» **RECORDS SHOWN**:
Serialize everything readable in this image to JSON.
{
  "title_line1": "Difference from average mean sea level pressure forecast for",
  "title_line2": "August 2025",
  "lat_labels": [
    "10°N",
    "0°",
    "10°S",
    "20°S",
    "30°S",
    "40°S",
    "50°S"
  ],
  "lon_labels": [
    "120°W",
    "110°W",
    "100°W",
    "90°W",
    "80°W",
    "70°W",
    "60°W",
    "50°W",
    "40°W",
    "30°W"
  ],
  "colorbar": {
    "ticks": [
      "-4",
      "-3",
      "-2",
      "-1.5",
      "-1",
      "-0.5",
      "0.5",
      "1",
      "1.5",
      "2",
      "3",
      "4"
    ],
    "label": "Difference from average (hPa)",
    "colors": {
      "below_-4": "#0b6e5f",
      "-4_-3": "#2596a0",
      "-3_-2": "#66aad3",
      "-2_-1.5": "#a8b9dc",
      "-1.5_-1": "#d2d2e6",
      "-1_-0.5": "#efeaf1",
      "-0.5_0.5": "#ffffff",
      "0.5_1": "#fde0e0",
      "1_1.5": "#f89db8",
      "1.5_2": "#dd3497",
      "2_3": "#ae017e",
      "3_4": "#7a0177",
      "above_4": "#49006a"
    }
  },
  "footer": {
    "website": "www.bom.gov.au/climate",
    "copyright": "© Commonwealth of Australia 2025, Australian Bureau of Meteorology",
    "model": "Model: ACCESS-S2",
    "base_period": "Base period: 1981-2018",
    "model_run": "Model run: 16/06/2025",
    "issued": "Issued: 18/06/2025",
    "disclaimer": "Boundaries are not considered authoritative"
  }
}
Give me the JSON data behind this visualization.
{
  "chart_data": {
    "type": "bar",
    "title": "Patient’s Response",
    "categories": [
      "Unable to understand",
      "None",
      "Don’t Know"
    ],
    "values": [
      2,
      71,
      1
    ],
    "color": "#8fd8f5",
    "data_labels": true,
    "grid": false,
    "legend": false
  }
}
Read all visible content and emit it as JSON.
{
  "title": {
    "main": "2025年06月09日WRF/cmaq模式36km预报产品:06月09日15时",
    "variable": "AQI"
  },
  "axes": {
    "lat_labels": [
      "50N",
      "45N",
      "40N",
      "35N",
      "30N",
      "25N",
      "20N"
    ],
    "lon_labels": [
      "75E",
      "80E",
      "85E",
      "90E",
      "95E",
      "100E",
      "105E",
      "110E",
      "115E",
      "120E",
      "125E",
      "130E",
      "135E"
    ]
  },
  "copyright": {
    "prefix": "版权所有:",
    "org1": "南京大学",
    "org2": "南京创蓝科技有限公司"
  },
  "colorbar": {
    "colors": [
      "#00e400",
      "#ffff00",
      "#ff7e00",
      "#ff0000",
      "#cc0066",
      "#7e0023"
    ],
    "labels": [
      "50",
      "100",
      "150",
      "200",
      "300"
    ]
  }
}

» **REQUIRED TASK**:
Locate the lines above that contain "from" and copy them.

» **CORRECT OUTPUT**:
  "title_line1": "Difference from average mean sea level pressure forecast for",
    "label": "Difference from average (hPa)",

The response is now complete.